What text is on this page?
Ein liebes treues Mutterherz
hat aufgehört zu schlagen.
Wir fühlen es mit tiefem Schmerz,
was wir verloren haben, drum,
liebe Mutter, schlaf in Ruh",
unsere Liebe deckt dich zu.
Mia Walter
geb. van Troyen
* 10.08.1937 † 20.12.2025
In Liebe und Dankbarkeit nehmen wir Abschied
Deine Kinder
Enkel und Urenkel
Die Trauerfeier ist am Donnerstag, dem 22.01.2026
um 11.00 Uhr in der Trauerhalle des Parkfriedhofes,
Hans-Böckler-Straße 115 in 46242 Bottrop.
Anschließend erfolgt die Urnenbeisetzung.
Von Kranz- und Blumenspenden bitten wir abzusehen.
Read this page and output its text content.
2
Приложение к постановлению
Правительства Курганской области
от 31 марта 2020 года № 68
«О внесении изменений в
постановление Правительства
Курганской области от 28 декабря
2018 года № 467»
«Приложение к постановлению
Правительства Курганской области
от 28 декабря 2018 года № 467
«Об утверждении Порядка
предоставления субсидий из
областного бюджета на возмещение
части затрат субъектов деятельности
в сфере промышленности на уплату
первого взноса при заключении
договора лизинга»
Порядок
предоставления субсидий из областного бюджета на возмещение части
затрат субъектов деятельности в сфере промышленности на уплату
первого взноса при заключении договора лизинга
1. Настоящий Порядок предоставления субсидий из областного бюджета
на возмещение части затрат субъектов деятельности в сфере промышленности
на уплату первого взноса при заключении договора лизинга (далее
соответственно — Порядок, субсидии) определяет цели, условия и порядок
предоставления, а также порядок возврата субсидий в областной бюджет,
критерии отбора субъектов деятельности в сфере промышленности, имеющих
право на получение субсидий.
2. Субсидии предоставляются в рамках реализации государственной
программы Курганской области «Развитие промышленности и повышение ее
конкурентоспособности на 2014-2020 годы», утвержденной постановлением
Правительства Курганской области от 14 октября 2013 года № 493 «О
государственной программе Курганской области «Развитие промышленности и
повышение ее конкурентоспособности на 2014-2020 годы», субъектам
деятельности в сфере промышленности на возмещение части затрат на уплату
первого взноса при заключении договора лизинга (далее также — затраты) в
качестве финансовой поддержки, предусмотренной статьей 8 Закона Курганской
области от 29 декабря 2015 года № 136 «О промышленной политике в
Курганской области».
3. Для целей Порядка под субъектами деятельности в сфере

■ WHAT YOU ARE ASKED TO DO ■
Copy out every line of the listing that includes the string "промышленности".

■ ANSWER TO THIS PROBLEM ■
в сфере промышленности на уплату
затрат субъектов деятельности в сфере промышленности на уплату
на возмещение части затрат субъектов деятельности в сфере промышленности
критерии отбора субъектов деятельности в сфере промышленности, имеющих
программы Курганской области «Развитие промышленности и повышение ее
государственной программе Курганской области «Развитие промышленности и
деятельности в сфере промышленности на возмещение части затрат на уплату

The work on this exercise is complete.